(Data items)
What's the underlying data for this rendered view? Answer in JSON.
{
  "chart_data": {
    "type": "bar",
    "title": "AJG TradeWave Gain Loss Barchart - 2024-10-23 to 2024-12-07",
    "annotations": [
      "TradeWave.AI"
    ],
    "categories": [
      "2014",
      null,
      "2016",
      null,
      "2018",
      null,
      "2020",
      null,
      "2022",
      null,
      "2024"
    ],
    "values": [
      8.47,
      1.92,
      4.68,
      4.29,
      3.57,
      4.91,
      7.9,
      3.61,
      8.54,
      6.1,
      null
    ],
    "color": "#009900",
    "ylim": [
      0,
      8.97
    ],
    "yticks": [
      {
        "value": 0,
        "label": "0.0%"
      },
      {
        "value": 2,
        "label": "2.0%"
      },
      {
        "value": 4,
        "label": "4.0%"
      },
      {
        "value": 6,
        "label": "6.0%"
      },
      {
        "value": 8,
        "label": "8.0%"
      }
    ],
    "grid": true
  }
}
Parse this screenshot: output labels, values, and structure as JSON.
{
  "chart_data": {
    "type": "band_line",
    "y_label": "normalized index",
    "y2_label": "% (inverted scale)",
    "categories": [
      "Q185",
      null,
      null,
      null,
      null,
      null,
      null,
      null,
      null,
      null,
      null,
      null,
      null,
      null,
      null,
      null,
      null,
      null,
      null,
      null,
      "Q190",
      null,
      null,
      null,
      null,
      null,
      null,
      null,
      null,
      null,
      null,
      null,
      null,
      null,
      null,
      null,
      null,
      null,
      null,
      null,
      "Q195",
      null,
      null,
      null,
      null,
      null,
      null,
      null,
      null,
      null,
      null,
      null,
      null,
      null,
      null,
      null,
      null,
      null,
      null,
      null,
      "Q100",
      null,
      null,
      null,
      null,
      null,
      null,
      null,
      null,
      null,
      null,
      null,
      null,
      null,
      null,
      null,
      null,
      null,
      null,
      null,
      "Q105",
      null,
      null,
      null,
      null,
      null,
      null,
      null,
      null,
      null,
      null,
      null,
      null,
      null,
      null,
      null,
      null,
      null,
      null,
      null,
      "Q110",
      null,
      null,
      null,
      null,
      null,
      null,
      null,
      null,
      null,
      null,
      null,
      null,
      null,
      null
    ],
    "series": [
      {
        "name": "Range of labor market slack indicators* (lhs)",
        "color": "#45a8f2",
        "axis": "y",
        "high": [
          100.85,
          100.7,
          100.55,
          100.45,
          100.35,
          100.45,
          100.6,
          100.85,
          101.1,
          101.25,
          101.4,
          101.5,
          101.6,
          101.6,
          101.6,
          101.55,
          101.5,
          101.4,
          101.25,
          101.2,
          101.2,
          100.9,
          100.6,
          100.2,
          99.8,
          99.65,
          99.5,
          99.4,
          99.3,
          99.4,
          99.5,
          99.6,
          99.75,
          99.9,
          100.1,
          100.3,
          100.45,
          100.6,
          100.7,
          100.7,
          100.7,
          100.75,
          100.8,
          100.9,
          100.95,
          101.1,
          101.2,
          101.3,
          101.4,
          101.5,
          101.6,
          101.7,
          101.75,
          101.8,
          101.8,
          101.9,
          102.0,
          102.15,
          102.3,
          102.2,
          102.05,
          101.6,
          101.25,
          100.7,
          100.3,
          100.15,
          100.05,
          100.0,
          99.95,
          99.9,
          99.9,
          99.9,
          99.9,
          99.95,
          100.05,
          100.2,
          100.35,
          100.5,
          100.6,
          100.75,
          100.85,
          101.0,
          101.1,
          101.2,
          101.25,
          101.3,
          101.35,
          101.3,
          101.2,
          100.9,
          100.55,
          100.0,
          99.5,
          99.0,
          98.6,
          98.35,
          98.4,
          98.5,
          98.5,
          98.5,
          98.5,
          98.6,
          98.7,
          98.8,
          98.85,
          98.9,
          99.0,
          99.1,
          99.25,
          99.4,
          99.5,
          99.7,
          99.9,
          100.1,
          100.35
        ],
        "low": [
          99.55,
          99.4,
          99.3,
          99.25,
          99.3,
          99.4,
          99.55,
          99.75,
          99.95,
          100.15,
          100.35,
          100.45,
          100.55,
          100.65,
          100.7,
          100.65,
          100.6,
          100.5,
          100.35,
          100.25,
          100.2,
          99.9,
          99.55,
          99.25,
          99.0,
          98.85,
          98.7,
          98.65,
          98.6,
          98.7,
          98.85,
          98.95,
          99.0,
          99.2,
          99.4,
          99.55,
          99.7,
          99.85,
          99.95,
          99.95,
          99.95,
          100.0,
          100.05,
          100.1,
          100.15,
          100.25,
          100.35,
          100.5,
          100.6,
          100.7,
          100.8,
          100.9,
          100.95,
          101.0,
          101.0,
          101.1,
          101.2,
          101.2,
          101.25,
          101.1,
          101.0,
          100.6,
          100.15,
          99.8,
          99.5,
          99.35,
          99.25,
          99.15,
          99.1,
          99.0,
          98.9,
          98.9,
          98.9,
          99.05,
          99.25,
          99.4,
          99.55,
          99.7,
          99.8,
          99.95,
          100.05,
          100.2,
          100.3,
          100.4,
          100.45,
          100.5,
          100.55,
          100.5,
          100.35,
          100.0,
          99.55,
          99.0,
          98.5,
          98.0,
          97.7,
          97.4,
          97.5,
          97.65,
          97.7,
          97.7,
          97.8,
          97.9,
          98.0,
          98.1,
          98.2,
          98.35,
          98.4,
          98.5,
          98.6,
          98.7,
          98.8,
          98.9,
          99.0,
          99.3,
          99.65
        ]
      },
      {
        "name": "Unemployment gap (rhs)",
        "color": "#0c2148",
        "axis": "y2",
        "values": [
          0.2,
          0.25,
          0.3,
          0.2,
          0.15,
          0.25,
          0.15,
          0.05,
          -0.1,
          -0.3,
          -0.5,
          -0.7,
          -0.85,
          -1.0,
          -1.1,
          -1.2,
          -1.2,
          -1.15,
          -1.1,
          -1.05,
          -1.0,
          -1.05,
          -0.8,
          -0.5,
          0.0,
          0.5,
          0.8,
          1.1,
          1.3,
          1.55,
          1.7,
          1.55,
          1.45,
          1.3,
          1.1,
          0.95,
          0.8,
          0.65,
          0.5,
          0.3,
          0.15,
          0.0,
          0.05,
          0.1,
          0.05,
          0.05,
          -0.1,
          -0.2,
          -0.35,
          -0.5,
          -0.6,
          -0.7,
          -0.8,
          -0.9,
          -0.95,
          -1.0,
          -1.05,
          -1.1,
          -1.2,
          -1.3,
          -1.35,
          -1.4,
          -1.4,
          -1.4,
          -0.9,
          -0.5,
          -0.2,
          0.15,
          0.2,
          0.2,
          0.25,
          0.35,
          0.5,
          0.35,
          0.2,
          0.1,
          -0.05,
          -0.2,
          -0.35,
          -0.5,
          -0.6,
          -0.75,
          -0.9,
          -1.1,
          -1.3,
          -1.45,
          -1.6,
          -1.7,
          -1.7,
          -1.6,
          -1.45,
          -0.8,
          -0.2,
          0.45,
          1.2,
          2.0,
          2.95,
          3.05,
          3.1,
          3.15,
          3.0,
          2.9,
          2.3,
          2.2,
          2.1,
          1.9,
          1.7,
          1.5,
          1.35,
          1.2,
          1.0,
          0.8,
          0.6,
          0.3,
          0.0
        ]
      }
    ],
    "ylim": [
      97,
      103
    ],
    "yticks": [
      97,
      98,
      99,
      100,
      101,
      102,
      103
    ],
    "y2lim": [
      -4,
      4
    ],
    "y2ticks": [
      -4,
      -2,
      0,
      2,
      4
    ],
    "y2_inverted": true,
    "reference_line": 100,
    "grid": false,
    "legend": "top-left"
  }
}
---
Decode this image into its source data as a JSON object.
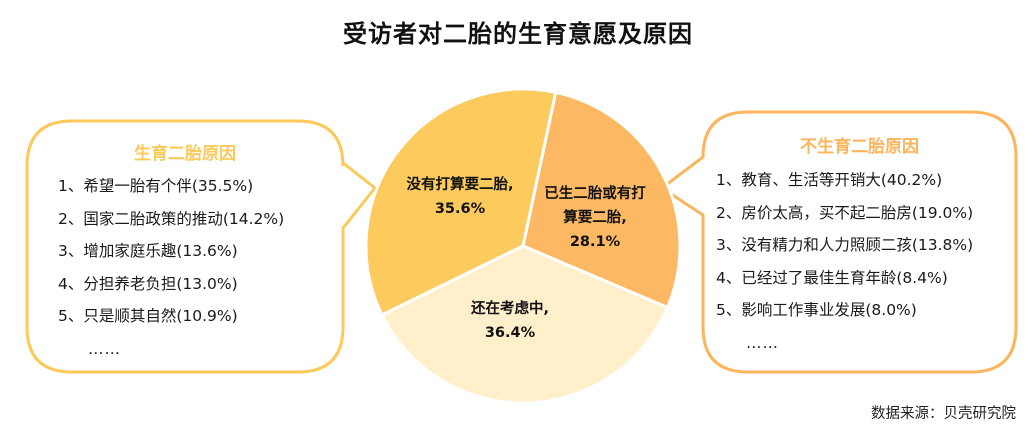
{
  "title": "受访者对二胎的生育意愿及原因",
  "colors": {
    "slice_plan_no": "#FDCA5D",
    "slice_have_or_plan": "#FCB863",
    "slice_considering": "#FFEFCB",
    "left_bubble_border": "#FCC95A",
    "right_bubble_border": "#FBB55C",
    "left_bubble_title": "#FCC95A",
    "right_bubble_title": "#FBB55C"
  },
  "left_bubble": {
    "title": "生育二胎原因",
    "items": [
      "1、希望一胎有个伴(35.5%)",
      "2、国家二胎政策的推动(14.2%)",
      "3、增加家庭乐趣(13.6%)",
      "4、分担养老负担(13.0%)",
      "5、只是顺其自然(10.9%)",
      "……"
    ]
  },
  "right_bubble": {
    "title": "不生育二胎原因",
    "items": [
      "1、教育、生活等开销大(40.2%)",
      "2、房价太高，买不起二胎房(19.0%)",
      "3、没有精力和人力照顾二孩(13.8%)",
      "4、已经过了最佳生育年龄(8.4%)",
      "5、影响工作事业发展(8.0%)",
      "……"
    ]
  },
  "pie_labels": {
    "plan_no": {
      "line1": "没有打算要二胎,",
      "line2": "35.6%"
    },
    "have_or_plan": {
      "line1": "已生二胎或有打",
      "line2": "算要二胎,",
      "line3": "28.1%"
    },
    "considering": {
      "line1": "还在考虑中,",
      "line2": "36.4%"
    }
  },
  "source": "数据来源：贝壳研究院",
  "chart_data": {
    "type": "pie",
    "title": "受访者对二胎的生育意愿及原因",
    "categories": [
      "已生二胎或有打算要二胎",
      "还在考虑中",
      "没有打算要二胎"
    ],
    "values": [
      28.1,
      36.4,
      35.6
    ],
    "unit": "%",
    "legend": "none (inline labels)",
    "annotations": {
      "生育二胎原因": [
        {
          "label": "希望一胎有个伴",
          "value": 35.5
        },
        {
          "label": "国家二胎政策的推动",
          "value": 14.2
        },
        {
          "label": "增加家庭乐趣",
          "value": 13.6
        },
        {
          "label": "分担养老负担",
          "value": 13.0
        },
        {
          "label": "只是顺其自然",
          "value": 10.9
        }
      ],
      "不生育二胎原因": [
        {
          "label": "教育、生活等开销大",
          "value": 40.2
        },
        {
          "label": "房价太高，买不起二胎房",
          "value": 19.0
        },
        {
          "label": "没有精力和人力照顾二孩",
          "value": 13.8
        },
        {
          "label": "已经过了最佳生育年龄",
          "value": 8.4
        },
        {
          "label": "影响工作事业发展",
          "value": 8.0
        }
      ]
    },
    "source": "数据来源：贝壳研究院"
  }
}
...
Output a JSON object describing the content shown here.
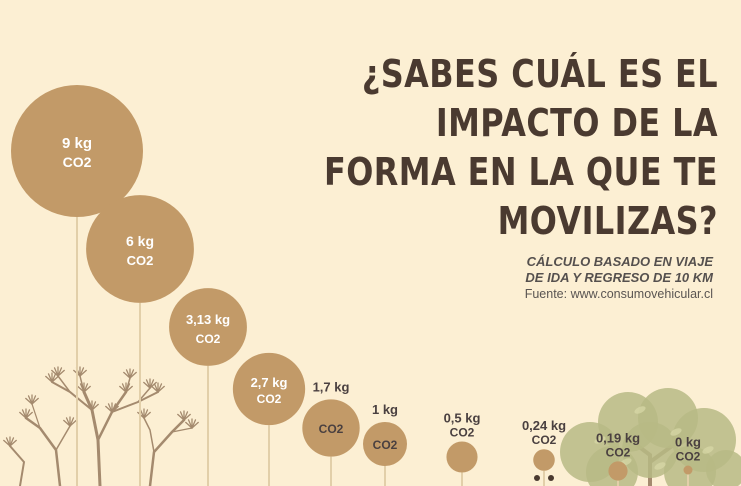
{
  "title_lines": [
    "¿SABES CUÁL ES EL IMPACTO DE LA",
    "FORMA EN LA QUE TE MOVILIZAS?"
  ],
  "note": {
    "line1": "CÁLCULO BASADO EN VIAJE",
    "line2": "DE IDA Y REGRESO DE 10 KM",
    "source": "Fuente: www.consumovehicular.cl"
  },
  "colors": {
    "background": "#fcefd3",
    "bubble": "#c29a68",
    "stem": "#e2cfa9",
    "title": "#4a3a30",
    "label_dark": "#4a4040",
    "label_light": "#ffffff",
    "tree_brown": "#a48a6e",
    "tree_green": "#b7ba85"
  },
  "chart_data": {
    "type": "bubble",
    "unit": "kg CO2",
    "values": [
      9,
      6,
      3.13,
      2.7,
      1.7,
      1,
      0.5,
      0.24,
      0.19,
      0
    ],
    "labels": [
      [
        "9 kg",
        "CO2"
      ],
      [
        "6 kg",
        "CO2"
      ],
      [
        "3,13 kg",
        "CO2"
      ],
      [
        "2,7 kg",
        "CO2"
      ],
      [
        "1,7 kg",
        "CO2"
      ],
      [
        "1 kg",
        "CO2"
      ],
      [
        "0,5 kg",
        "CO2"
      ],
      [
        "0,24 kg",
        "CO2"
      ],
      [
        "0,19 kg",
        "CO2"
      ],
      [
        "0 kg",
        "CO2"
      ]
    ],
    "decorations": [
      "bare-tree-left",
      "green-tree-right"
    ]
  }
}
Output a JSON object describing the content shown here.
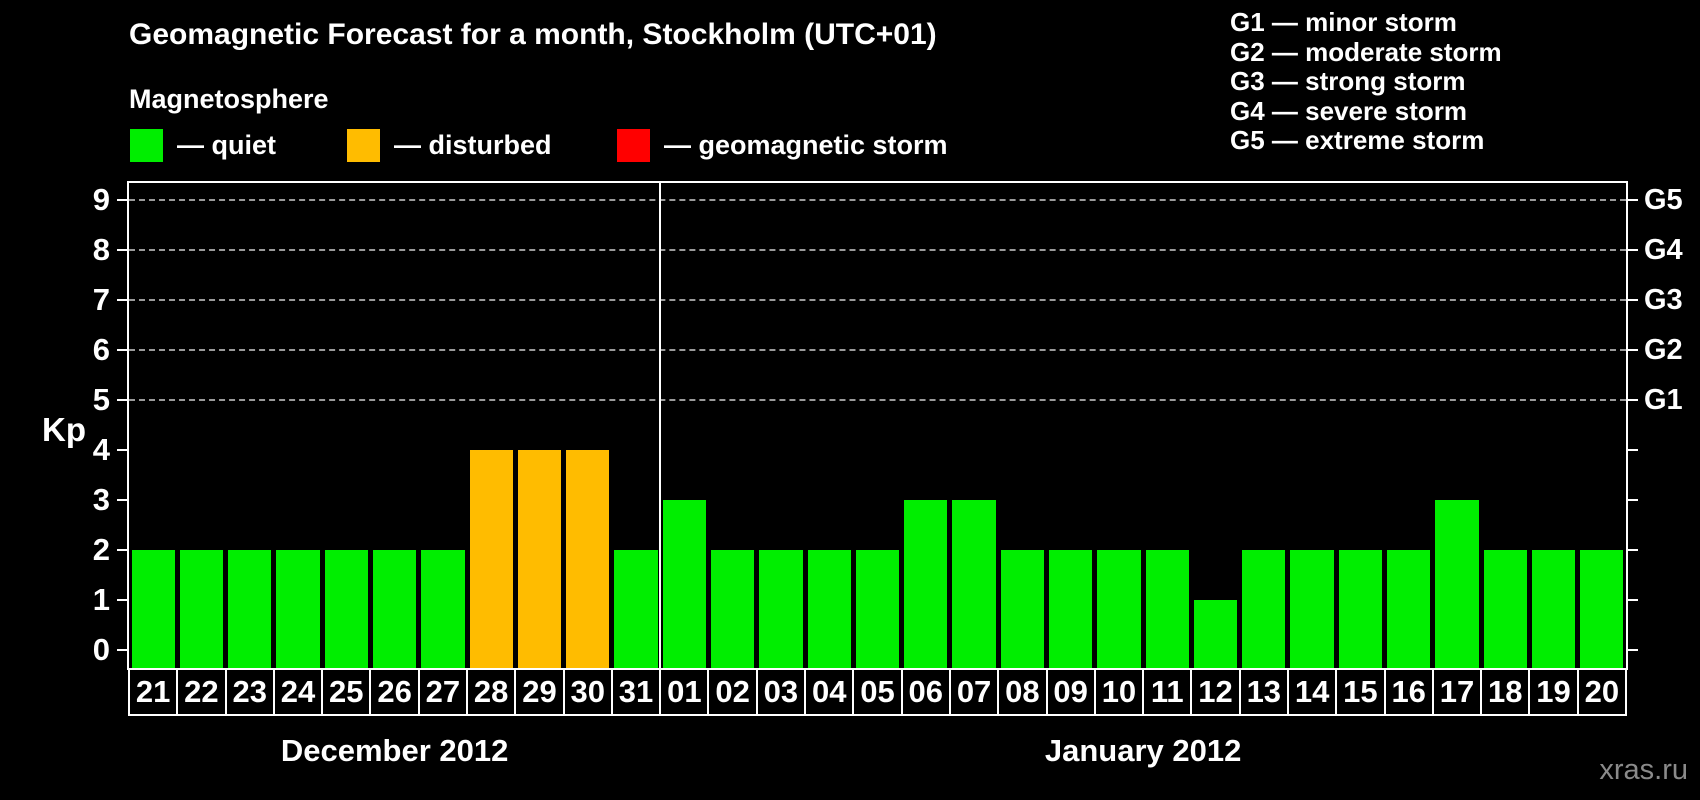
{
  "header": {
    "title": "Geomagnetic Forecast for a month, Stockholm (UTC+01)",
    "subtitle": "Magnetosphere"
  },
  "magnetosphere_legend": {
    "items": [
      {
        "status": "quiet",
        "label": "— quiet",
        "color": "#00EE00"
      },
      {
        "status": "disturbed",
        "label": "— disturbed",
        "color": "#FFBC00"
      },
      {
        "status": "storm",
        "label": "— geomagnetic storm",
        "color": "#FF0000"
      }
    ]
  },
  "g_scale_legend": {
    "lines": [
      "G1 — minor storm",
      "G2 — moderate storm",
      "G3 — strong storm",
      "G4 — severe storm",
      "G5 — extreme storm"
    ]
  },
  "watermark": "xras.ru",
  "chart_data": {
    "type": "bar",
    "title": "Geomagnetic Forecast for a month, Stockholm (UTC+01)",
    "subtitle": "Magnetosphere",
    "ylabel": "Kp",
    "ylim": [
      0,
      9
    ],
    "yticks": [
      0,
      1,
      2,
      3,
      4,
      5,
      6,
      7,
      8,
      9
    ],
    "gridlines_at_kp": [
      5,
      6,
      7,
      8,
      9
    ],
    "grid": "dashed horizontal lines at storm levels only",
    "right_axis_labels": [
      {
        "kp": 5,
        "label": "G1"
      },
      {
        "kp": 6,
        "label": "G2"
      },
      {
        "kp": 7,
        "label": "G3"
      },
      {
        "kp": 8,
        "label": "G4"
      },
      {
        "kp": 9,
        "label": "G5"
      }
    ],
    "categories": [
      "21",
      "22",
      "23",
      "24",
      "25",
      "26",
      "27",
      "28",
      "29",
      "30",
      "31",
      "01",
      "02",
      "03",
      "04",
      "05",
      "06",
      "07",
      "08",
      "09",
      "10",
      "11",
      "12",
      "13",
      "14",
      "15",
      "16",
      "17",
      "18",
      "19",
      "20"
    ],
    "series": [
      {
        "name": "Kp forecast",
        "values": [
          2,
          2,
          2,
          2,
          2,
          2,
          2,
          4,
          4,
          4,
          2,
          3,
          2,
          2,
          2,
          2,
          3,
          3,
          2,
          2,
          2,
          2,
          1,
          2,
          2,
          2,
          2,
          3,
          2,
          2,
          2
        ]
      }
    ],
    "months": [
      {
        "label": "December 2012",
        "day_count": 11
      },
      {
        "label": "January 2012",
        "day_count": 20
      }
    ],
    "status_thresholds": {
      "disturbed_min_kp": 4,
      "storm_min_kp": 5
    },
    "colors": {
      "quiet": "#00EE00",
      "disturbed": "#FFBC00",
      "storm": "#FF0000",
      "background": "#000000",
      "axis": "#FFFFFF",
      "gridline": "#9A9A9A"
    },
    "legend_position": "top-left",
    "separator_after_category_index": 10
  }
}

To do
Determine the number of lines in these entries that contain the word "受访者对二胎的生育意愿及原因", and write only that number.

Result of the exercise
2